▶ _EXERCISE MATERIALS_:
────────
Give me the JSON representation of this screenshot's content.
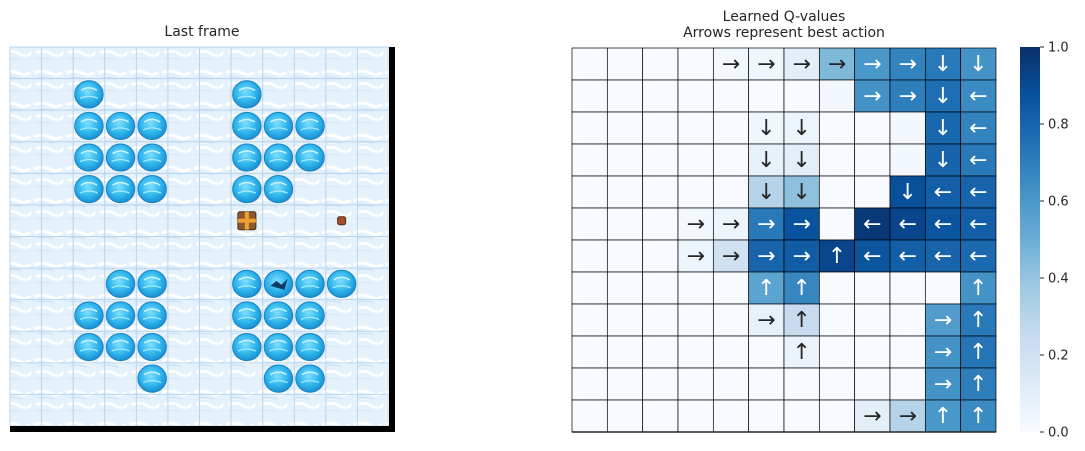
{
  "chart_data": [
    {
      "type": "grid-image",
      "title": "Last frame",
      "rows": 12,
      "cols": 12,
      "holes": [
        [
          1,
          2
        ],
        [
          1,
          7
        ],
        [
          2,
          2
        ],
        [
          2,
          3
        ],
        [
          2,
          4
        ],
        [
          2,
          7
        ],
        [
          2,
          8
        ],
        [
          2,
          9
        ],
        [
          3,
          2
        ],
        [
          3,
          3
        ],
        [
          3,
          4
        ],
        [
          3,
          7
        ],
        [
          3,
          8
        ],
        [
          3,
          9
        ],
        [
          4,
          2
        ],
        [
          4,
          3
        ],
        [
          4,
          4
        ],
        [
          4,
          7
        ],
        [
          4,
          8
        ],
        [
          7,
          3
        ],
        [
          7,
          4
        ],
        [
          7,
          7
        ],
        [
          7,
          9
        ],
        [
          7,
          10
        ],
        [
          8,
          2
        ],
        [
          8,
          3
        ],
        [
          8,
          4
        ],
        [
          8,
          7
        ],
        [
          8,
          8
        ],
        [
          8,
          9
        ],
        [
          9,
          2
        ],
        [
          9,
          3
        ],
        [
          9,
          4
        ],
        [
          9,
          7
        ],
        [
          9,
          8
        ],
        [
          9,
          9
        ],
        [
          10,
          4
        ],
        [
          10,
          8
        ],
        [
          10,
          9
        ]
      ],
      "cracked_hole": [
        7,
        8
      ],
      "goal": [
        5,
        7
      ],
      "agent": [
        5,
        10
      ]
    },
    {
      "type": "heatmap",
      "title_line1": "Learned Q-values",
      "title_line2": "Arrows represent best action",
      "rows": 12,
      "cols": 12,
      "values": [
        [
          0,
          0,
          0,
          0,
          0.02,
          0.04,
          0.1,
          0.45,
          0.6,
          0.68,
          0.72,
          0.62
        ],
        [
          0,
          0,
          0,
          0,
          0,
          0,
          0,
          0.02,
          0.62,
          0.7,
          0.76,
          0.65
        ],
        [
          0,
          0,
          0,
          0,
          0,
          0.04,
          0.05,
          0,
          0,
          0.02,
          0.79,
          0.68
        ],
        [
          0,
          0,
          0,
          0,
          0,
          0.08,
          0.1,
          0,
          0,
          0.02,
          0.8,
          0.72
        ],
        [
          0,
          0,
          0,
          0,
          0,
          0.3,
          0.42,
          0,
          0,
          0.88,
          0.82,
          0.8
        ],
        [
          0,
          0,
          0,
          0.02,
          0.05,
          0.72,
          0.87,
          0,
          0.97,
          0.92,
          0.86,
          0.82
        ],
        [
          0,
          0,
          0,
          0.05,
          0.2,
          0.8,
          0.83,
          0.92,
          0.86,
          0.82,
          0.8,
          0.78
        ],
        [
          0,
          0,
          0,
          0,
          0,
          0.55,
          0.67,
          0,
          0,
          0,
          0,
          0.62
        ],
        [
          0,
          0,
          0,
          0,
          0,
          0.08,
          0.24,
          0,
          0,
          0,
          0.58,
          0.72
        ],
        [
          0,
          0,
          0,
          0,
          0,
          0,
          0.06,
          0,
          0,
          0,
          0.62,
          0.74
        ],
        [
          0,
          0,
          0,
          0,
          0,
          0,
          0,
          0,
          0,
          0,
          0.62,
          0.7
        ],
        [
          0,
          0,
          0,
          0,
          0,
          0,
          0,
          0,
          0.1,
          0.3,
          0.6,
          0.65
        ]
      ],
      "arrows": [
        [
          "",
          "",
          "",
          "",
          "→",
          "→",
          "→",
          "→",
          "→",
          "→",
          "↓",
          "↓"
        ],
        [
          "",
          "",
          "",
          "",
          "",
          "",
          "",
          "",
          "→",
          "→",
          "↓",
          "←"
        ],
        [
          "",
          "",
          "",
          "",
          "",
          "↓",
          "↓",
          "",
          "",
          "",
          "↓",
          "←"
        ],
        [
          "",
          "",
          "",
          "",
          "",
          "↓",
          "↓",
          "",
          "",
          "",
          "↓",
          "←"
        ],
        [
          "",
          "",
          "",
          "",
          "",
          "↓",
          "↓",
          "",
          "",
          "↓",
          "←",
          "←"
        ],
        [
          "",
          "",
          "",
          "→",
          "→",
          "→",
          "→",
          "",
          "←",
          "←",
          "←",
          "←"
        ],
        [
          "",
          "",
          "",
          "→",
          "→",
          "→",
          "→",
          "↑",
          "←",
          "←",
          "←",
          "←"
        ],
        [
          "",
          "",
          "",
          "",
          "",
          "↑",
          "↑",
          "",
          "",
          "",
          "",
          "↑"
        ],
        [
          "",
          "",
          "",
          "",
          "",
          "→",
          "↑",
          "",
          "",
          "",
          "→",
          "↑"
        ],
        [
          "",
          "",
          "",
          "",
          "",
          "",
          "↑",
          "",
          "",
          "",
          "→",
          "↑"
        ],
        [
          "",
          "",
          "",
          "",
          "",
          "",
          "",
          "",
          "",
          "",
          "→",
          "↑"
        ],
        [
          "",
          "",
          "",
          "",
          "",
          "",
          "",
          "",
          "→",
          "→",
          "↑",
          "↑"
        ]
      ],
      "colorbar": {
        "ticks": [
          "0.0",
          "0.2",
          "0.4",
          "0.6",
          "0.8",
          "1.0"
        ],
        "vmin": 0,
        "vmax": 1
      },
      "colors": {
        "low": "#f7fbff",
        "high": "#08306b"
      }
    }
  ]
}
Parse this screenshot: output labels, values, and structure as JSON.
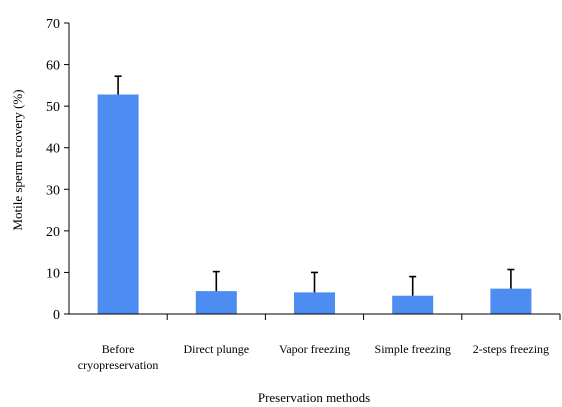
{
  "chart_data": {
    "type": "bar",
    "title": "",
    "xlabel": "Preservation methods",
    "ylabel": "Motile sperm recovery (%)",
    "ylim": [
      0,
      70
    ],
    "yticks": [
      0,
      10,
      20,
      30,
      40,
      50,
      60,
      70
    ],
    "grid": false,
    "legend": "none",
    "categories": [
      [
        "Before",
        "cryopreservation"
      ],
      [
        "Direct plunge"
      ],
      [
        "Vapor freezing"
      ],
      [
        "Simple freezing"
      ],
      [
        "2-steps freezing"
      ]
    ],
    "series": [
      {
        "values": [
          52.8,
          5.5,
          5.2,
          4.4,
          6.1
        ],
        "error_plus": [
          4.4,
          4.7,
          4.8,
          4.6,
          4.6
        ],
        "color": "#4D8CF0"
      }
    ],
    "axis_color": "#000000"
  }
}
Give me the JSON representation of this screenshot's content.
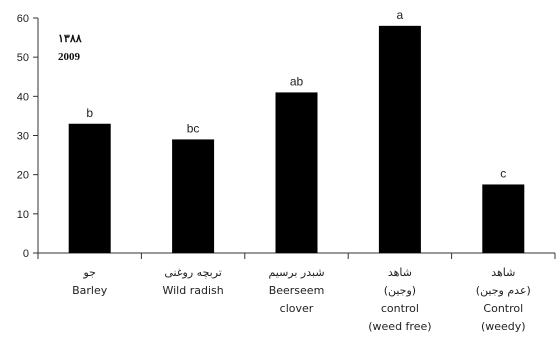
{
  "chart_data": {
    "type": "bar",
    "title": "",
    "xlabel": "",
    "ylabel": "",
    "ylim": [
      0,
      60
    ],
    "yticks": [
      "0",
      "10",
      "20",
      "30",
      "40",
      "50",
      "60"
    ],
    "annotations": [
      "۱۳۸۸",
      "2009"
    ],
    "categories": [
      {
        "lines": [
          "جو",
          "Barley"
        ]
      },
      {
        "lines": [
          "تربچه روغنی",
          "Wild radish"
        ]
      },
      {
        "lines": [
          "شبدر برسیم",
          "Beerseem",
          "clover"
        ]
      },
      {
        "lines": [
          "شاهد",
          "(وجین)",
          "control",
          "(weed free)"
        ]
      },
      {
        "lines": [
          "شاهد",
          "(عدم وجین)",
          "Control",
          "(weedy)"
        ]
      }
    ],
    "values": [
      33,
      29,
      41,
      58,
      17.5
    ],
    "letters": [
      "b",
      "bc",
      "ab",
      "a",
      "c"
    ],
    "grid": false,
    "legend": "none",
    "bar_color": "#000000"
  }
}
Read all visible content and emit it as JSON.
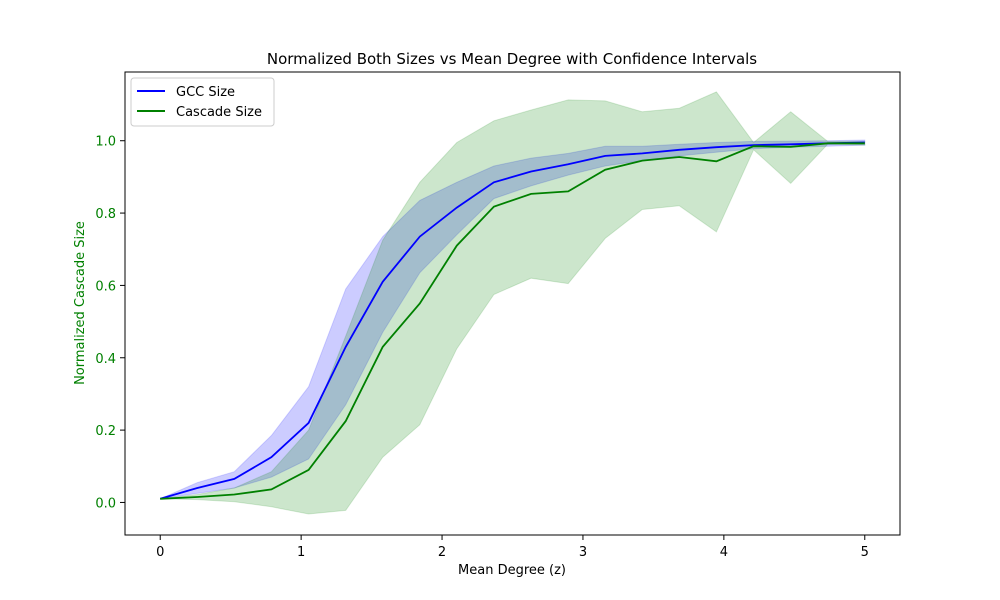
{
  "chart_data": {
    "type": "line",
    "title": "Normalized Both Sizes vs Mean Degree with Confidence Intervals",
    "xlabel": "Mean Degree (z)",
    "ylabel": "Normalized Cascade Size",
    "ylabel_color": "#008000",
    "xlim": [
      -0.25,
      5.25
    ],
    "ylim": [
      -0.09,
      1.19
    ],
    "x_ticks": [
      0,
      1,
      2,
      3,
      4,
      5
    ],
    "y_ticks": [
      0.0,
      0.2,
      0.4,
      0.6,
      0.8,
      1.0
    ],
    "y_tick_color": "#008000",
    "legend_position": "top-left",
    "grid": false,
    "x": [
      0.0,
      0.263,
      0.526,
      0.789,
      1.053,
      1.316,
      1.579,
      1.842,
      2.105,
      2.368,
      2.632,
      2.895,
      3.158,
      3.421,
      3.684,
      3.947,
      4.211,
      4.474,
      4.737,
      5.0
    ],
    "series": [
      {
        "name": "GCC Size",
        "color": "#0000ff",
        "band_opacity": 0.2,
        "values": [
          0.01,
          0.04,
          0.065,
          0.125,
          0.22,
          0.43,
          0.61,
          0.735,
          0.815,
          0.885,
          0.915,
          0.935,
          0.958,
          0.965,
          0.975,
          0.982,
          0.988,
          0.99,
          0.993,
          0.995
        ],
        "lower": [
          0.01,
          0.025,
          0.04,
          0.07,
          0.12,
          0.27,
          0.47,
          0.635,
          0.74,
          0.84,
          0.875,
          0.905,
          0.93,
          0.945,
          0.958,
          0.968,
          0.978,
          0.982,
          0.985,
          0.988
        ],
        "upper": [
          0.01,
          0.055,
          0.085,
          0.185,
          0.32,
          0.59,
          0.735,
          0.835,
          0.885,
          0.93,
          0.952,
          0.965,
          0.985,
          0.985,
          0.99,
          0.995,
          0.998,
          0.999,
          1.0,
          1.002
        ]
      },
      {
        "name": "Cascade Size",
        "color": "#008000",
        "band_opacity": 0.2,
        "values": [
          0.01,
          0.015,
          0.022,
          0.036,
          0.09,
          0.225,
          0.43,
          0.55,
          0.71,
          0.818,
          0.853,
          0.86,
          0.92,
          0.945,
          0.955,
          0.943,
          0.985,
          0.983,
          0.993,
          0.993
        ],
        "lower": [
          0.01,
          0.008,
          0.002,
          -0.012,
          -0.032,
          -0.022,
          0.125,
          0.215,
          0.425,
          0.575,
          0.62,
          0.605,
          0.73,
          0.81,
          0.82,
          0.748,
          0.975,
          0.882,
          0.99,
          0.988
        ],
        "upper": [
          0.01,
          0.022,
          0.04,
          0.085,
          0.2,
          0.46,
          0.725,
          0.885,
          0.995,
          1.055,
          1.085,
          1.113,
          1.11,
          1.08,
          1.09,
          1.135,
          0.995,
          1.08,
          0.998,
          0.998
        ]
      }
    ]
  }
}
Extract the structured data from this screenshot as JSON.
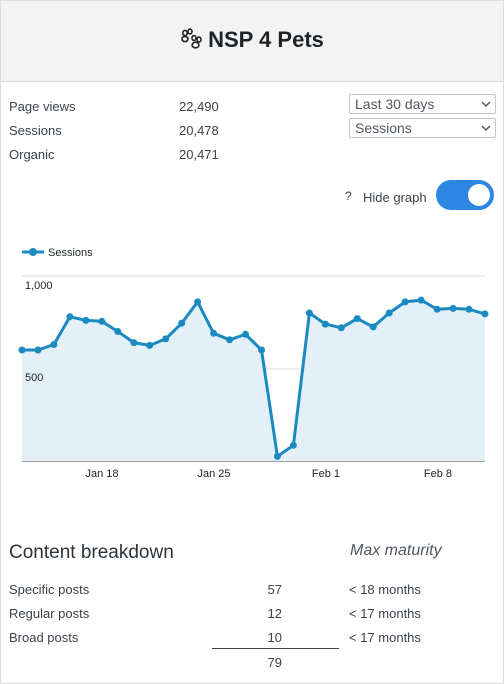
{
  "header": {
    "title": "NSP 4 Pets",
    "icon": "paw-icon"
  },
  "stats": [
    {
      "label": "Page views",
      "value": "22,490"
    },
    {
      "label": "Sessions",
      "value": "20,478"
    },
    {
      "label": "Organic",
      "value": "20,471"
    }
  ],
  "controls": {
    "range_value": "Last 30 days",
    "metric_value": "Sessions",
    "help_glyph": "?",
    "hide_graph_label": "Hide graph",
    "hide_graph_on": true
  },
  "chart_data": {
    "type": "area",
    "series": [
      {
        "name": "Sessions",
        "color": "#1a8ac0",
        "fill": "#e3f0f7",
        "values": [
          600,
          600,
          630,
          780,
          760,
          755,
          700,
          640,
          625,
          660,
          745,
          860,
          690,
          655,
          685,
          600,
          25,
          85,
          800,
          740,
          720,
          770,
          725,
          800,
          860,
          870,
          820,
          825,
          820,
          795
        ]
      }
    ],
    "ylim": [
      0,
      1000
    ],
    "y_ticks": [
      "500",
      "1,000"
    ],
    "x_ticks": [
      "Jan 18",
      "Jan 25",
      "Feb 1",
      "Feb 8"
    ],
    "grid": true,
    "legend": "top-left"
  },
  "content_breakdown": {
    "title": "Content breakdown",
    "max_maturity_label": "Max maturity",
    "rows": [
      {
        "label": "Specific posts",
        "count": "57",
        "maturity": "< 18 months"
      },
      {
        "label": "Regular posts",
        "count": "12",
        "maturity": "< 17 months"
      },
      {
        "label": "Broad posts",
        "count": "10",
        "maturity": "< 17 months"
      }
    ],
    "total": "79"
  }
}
────────
▶ _INSTRUCTION_:
Identify and extract each line of the listing that contains "Sessions".

▶ _COMPLETED TASK_:
      "label": "Sessions",
    "metric_value": "Sessions",
        "name": "Sessions",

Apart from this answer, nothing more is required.